● WRITTEN TASK
Pictures don't belong in the copy; print all the records exactly.

Extracted data entries
----

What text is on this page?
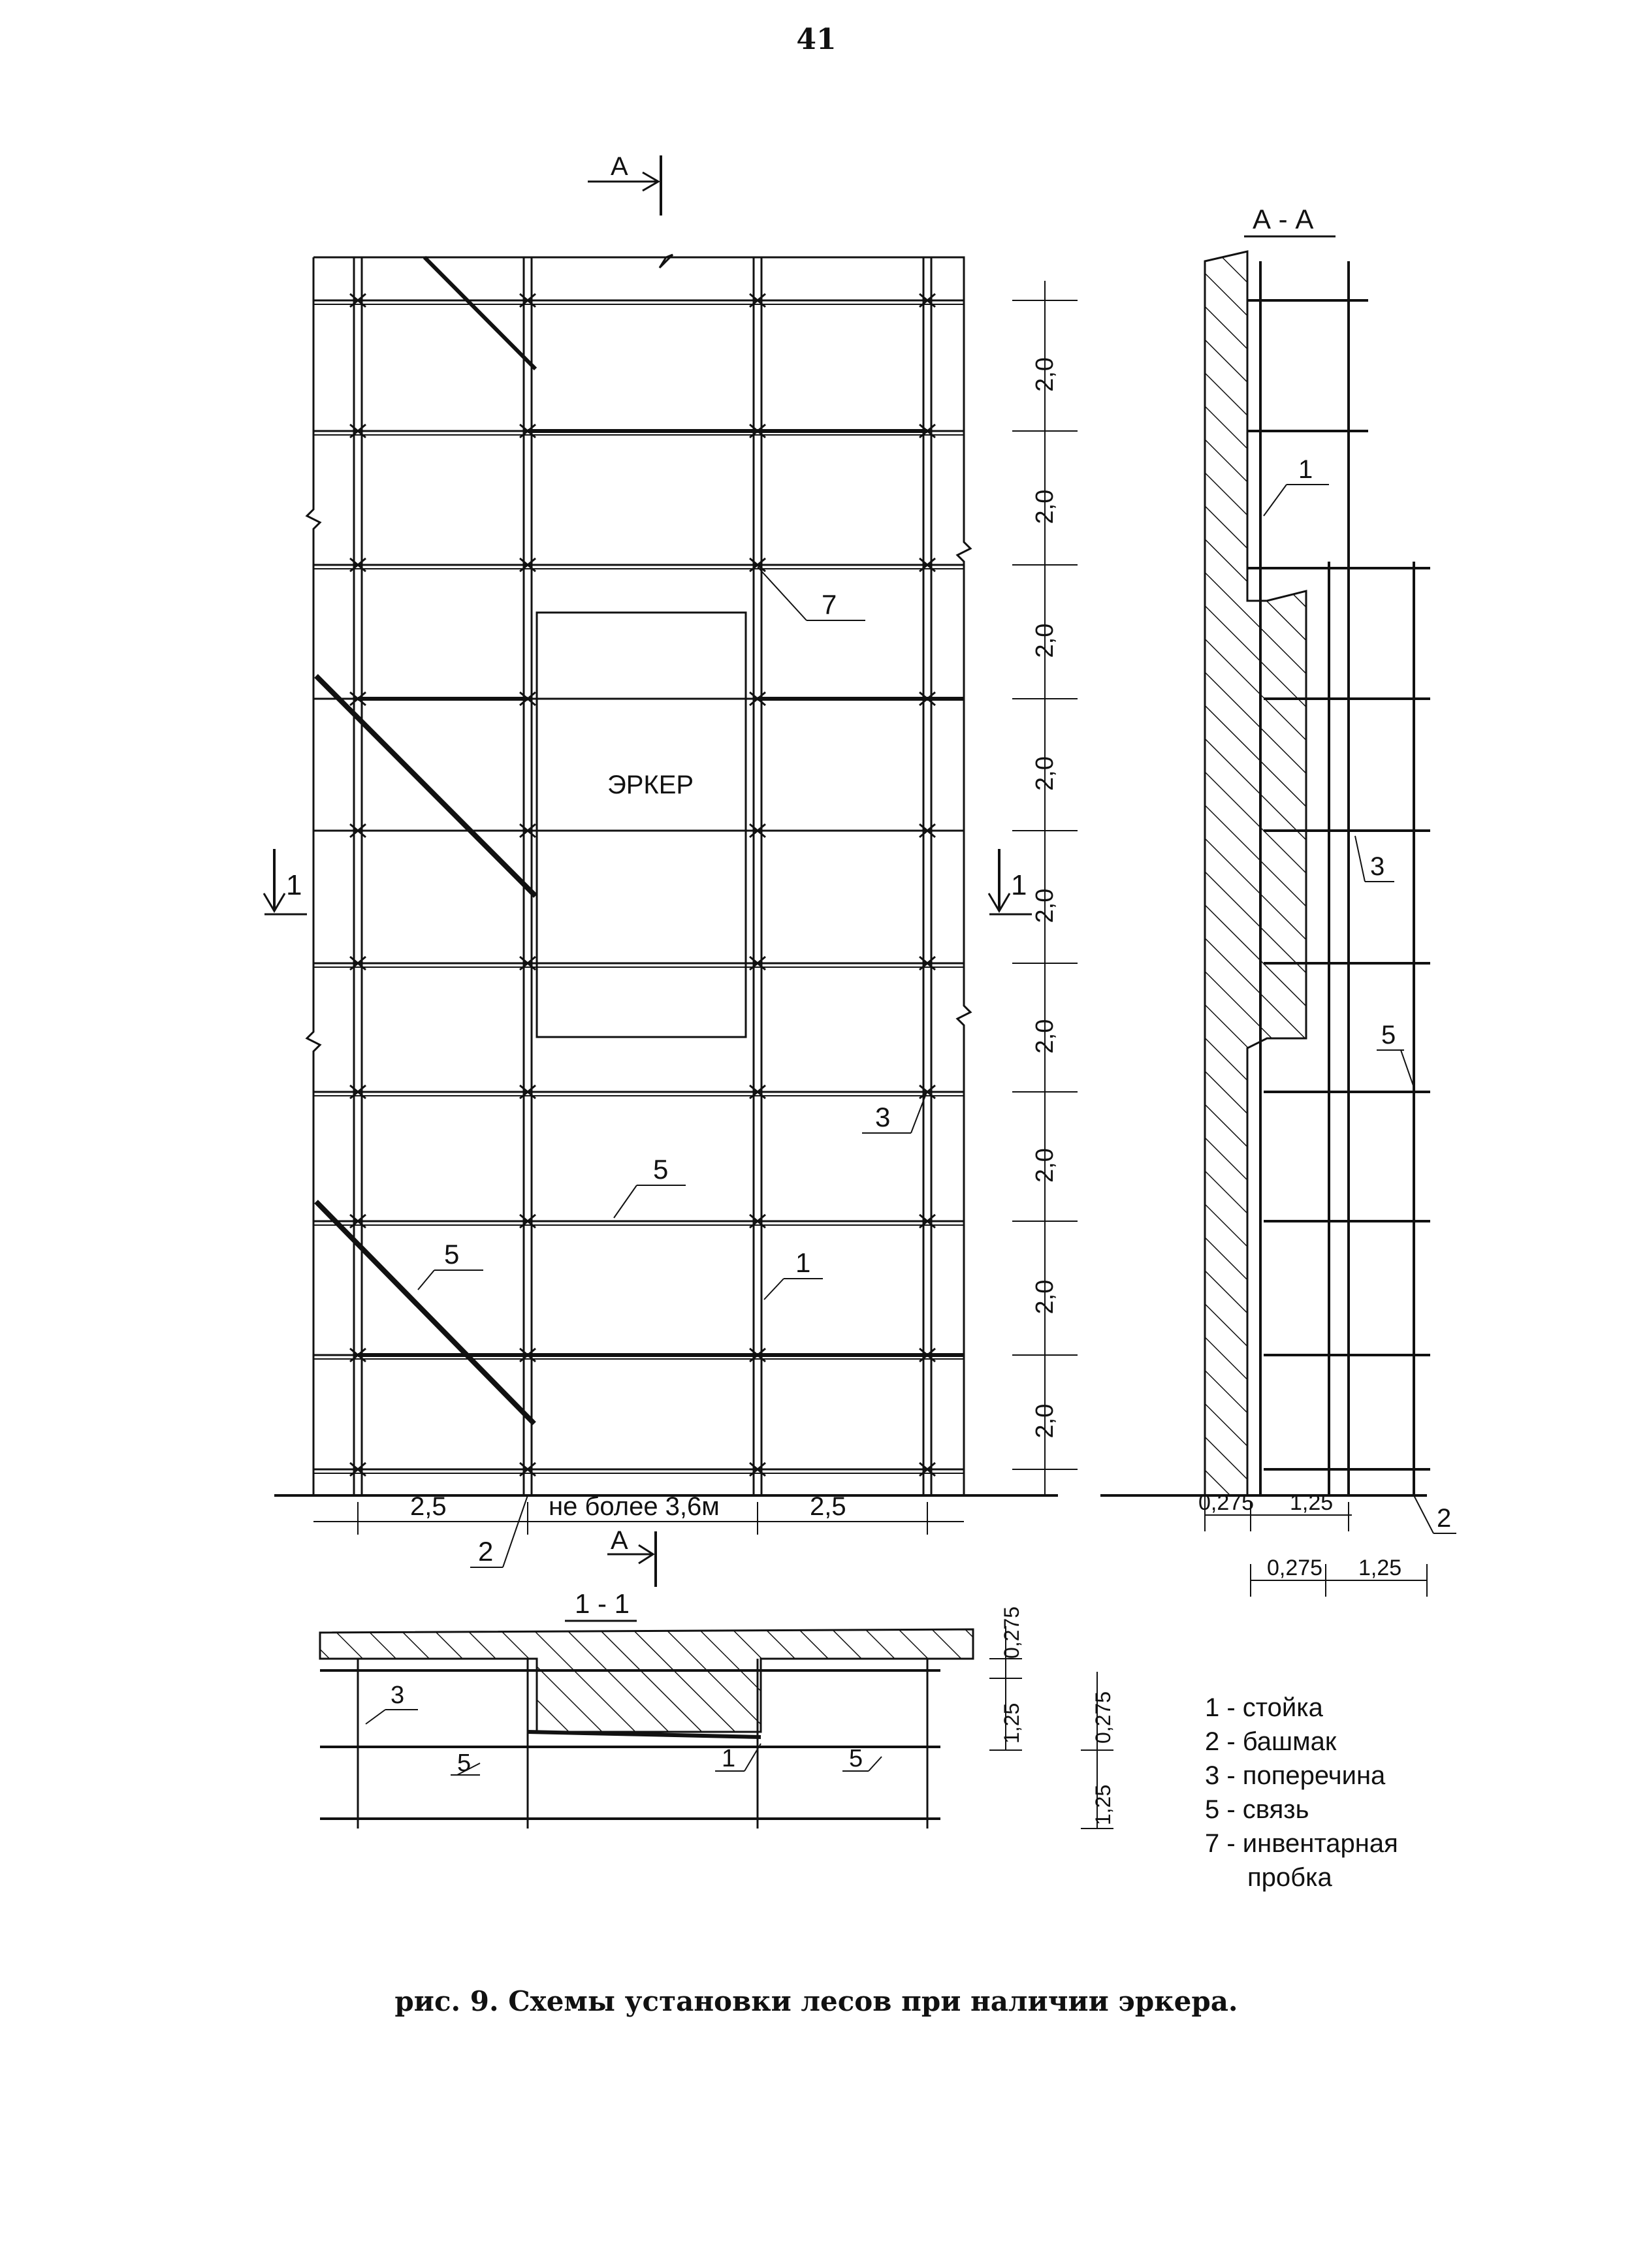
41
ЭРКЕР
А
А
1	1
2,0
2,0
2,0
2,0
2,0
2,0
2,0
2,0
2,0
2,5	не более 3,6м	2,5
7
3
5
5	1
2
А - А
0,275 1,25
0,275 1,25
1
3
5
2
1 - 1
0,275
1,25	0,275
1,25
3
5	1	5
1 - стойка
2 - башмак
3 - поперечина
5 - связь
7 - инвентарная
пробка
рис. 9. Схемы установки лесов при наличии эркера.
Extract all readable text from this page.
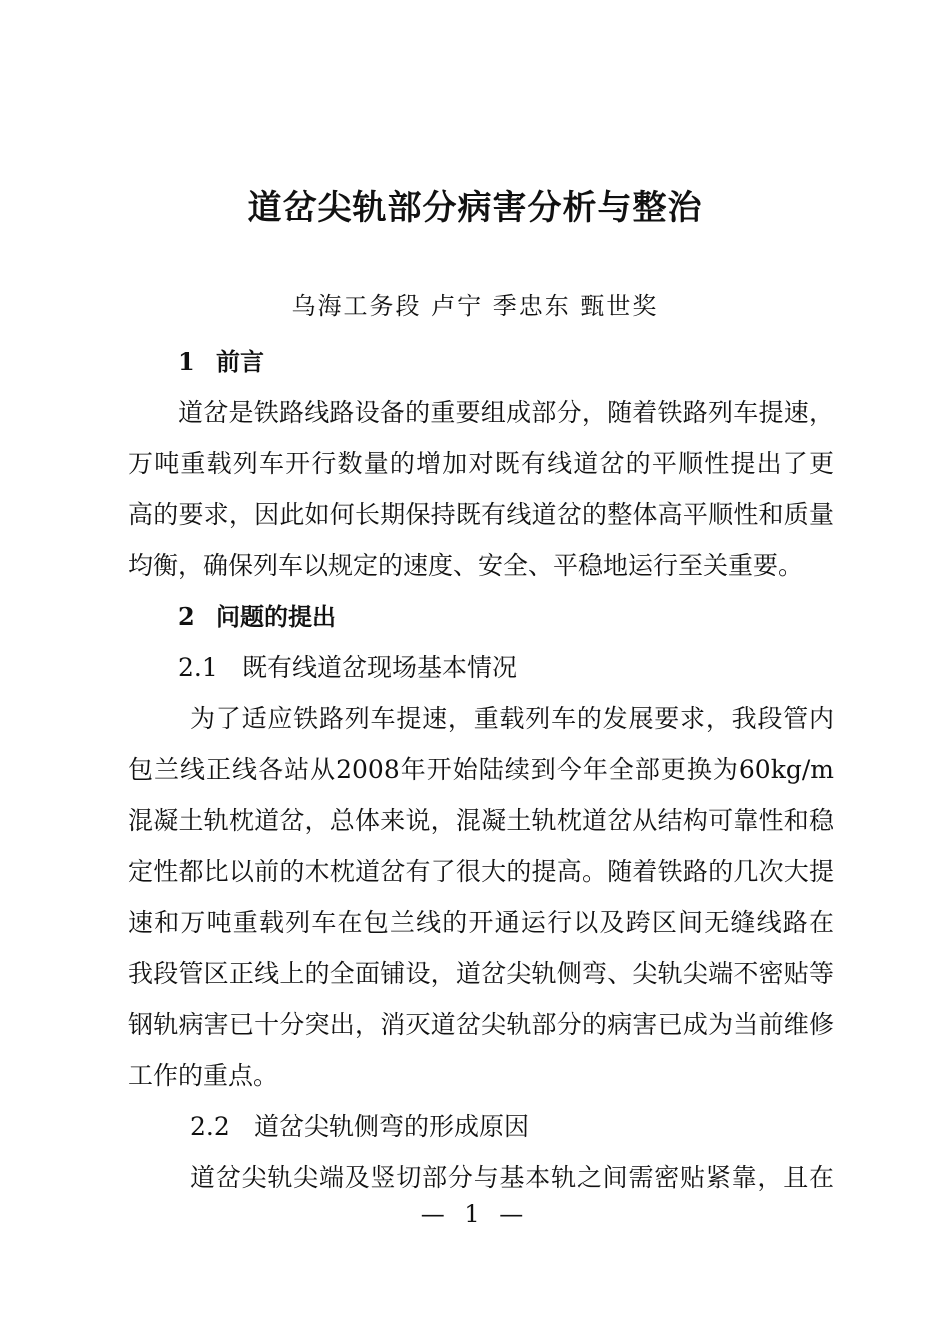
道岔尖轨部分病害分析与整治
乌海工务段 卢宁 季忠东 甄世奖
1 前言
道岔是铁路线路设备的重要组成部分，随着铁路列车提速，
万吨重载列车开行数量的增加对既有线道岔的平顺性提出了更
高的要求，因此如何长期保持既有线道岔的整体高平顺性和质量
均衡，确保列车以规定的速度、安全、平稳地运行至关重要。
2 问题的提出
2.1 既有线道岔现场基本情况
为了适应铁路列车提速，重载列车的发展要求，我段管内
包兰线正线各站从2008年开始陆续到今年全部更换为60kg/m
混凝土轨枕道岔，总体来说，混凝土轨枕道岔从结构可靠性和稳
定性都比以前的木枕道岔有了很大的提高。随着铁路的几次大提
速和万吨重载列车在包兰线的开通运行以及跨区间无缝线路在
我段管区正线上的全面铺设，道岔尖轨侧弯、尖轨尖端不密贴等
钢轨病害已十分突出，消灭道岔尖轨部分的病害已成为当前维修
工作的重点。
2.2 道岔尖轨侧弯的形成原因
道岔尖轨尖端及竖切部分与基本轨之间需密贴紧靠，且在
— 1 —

----

● REPLY
What text is on this page?
41
ЭРКЕР
А
А
1	1
2,0
2,0
2,0
2,0
2,0
2,0
2,0
2,0
2,0
2,5	не более 3,6м	2,5
7
3
5
5	1
2
А - А
0,275 1,25
0,275 1,25
1
3
5
2
1 - 1
0,275
1,25	0,275
1,25
3
5	1	5
1 - стойка
2 - башмак
3 - поперечина
5 - связь
7 - инвентарная
пробка
рис. 9. Схемы установки лесов при наличии эркера.
Extract all readable text from this page.
道岔尖轨部分病害分析与整治
乌海工务段 卢宁 季忠东 甄世奖
1 前言
道岔是铁路线路设备的重要组成部分，随着铁路列车提速，
万吨重载列车开行数量的增加对既有线道岔的平顺性提出了更
高的要求，因此如何长期保持既有线道岔的整体高平顺性和质量
均衡，确保列车以规定的速度、安全、平稳地运行至关重要。
2 问题的提出
2.1 既有线道岔现场基本情况
为了适应铁路列车提速，重载列车的发展要求，我段管内
包兰线正线各站从2008年开始陆续到今年全部更换为60kg/m
混凝土轨枕道岔，总体来说，混凝土轨枕道岔从结构可靠性和稳
定性都比以前的木枕道岔有了很大的提高。随着铁路的几次大提
速和万吨重载列车在包兰线的开通运行以及跨区间无缝线路在
我段管区正线上的全面铺设，道岔尖轨侧弯、尖轨尖端不密贴等
钢轨病害已十分突出，消灭道岔尖轨部分的病害已成为当前维修
工作的重点。
2.2 道岔尖轨侧弯的形成原因
道岔尖轨尖端及竖切部分与基本轨之间需密贴紧靠，且在
— 1 —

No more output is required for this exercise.